Instruction
Set down the material below in full, matching it exactly.

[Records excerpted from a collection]
========
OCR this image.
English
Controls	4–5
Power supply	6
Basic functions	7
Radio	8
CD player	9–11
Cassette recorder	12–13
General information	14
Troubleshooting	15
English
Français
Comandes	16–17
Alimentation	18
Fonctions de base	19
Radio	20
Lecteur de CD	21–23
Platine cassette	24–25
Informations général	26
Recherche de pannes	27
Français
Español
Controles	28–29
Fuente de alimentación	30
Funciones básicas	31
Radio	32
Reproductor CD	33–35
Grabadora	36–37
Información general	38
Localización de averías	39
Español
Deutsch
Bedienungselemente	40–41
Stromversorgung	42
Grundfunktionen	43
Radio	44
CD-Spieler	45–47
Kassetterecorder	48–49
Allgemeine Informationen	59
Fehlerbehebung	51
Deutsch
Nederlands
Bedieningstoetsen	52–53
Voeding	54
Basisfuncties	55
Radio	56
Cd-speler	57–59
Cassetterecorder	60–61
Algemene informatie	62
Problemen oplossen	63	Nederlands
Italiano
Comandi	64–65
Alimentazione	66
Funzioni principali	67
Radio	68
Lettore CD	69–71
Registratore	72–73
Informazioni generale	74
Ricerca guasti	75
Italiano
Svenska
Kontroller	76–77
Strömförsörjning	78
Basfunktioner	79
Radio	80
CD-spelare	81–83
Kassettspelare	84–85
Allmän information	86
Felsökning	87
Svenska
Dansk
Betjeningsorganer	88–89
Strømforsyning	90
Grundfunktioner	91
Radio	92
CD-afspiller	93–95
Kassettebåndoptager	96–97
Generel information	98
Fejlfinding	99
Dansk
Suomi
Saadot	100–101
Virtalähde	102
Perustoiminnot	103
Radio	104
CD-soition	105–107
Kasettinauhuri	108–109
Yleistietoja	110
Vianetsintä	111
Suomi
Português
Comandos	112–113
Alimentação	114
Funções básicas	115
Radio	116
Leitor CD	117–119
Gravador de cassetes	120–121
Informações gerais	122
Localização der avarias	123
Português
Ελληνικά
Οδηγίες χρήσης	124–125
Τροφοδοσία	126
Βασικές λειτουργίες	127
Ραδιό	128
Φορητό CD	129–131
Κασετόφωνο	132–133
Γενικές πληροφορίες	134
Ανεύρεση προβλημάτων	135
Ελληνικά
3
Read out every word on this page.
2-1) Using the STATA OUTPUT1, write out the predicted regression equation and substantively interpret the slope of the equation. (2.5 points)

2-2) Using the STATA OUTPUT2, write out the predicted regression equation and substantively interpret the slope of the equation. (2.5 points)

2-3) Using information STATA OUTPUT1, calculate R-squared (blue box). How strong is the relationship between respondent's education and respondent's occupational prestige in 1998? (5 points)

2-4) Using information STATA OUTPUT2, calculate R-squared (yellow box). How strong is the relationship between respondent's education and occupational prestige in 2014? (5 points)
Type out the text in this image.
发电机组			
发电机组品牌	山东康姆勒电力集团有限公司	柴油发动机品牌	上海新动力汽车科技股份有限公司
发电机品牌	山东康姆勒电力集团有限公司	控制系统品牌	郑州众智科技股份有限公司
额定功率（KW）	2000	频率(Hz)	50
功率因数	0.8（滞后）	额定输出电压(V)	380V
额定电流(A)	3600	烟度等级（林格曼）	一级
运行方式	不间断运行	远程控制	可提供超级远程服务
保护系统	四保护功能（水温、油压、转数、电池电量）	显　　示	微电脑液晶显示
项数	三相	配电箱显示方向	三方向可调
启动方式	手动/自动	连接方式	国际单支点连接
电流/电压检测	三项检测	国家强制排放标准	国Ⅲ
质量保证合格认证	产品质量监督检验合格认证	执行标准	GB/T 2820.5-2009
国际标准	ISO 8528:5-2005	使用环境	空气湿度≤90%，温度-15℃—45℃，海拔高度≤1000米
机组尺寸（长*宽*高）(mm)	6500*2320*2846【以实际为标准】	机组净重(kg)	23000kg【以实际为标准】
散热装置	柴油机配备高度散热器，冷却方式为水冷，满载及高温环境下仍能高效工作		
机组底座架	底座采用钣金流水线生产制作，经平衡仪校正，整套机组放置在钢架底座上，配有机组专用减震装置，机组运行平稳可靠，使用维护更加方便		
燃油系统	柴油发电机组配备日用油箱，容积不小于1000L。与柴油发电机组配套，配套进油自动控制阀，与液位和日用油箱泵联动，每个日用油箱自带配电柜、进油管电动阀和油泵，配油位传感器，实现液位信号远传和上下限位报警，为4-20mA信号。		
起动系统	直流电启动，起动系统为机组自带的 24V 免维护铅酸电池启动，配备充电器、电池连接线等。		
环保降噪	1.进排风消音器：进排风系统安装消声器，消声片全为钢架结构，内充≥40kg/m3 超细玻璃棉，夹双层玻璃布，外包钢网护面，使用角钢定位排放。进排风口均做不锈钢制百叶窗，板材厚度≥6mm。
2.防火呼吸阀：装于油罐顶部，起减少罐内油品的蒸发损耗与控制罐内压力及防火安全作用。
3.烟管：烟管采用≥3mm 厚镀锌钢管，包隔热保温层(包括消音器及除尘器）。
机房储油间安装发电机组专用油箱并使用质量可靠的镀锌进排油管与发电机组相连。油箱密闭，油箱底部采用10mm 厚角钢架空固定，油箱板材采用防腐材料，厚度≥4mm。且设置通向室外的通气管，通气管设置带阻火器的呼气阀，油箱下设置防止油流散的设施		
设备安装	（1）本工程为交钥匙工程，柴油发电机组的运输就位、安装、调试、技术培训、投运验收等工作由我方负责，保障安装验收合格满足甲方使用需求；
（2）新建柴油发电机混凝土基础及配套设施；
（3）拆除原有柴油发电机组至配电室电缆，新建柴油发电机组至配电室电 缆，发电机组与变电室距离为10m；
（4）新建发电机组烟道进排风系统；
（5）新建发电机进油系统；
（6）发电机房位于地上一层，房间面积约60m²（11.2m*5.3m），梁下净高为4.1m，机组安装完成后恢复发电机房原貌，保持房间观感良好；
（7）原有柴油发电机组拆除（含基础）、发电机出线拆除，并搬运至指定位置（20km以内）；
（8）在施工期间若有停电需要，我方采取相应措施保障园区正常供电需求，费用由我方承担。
========
Answer for this exercise
OCR this image.
English
Controls	4–5
Power supply	6
Basic functions	7
Radio	8
CD player	9–11
Cassette recorder	12–13
General information	14
Troubleshooting	15
English
Français
Comandes	16–17
Alimentation	18
Fonctions de base	19
Radio	20
Lecteur de CD	21–23
Platine cassette	24–25
Informations général	26
Recherche de pannes	27
Français
Español
Controles	28–29
Fuente de alimentación	30
Funciones básicas	31
Radio	32
Reproductor CD	33–35
Grabadora	36–37
Información general	38
Localización de averías	39
Español
Deutsch
Bedienungselemente	40–41
Stromversorgung	42
Grundfunktionen	43
Radio	44
CD-Spieler	45–47
Kassetterecorder	48–49
Allgemeine Informationen	59
Fehlerbehebung	51
Deutsch
Nederlands
Bedieningstoetsen	52–53
Voeding	54
Basisfuncties	55
Radio	56
Cd-speler	57–59
Cassetterecorder	60–61
Algemene informatie	62
Problemen oplossen	63	Nederlands
Italiano
Comandi	64–65
Alimentazione	66
Funzioni principali	67
Radio	68
Lettore CD	69–71
Registratore	72–73
Informazioni generale	74
Ricerca guasti	75
Italiano
Svenska
Kontroller	76–77
Strömförsörjning	78
Basfunktioner	79
Radio	80
CD-spelare	81–83
Kassettspelare	84–85
Allmän information	86
Felsökning	87
Svenska
Dansk
Betjeningsorganer	88–89
Strømforsyning	90
Grundfunktioner	91
Radio	92
CD-afspiller	93–95
Kassettebåndoptager	96–97
Generel information	98
Fejlfinding	99
Dansk
Suomi
Saadot	100–101
Virtalähde	102
Perustoiminnot	103
Radio	104
CD-soition	105–107
Kasettinauhuri	108–109
Yleistietoja	110
Vianetsintä	111
Suomi
Português
Comandos	112–113
Alimentação	114
Funções básicas	115
Radio	116
Leitor CD	117–119
Gravador de cassetes	120–121
Informações gerais	122
Localização der avarias	123
Português
Ελληνικά
Οδηγίες χρήσης	124–125
Τροφοδοσία	126
Βασικές λειτουργίες	127
Ραδιό	128
Φορητό CD	129–131
Κασετόφωνο	132–133
Γενικές πληροφορίες	134
Ανεύρεση προβλημάτων	135
Ελληνικά
3
Read out every word on this page.
2-1) Using the STATA OUTPUT1, write out the predicted regression equation and substantively interpret the slope of the equation. (2.5 points)

2-2) Using the STATA OUTPUT2, write out the predicted regression equation and substantively interpret the slope of the equation. (2.5 points)

2-3) Using information STATA OUTPUT1, calculate R-squared (blue box). How strong is the relationship between respondent's education and respondent's occupational prestige in 1998? (5 points)

2-4) Using information STATA OUTPUT2, calculate R-squared (yellow box). How strong is the relationship between respondent's education and occupational prestige in 2014? (5 points)
Type out the text in this image.
发电机组			
发电机组品牌	山东康姆勒电力集团有限公司	柴油发动机品牌	上海新动力汽车科技股份有限公司
发电机品牌	山东康姆勒电力集团有限公司	控制系统品牌	郑州众智科技股份有限公司
额定功率（KW）	2000	频率(Hz)	50
功率因数	0.8（滞后）	额定输出电压(V)	380V
额定电流(A)	3600	烟度等级（林格曼）	一级
运行方式	不间断运行	远程控制	可提供超级远程服务
保护系统	四保护功能（水温、油压、转数、电池电量）	显　　示	微电脑液晶显示
项数	三相	配电箱显示方向	三方向可调
启动方式	手动/自动	连接方式	国际单支点连接
电流/电压检测	三项检测	国家强制排放标准	国Ⅲ
质量保证合格认证	产品质量监督检验合格认证	执行标准	GB/T 2820.5-2009
国际标准	ISO 8528:5-2005	使用环境	空气湿度≤90%，温度-15℃—45℃，海拔高度≤1000米
机组尺寸（长*宽*高）(mm)	6500*2320*2846【以实际为标准】	机组净重(kg)	23000kg【以实际为标准】
散热装置	柴油机配备高度散热器，冷却方式为水冷，满载及高温环境下仍能高效工作		
机组底座架	底座采用钣金流水线生产制作，经平衡仪校正，整套机组放置在钢架底座上，配有机组专用减震装置，机组运行平稳可靠，使用维护更加方便		
燃油系统	柴油发电机组配备日用油箱，容积不小于1000L。与柴油发电机组配套，配套进油自动控制阀，与液位和日用油箱泵联动，每个日用油箱自带配电柜、进油管电动阀和油泵，配油位传感器，实现液位信号远传和上下限位报警，为4-20mA信号。		
起动系统	直流电启动，起动系统为机组自带的 24V 免维护铅酸电池启动，配备充电器、电池连接线等。		
环保降噪	1.进排风消音器：进排风系统安装消声器，消声片全为钢架结构，内充≥40kg/m3 超细玻璃棉，夹双层玻璃布，外包钢网护面，使用角钢定位排放。进排风口均做不锈钢制百叶窗，板材厚度≥6mm。
2.防火呼吸阀：装于油罐顶部，起减少罐内油品的蒸发损耗与控制罐内压力及防火安全作用。
3.烟管：烟管采用≥3mm 厚镀锌钢管，包隔热保温层(包括消音器及除尘器）。
机房储油间安装发电机组专用油箱并使用质量可靠的镀锌进排油管与发电机组相连。油箱密闭，油箱底部采用10mm 厚角钢架空固定，油箱板材采用防腐材料，厚度≥4mm。且设置通向室外的通气管，通气管设置带阻火器的呼气阀，油箱下设置防止油流散的设施		
设备安装	（1）本工程为交钥匙工程，柴油发电机组的运输就位、安装、调试、技术培训、投运验收等工作由我方负责，保障安装验收合格满足甲方使用需求；
（2）新建柴油发电机混凝土基础及配套设施；
（3）拆除原有柴油发电机组至配电室电缆，新建柴油发电机组至配电室电 缆，发电机组与变电室距离为10m；
（4）新建发电机组烟道进排风系统；
（5）新建发电机进油系统；
（6）发电机房位于地上一层，房间面积约60m²（11.2m*5.3m），梁下净高为4.1m，机组安装完成后恢复发电机房原貌，保持房间观感良好；
（7）原有柴油发电机组拆除（含基础）、发电机出线拆除，并搬运至指定位置（20km以内）；
（8）在施工期间若有停电需要，我方采取相应措施保障园区正常供电需求，费用由我方承担。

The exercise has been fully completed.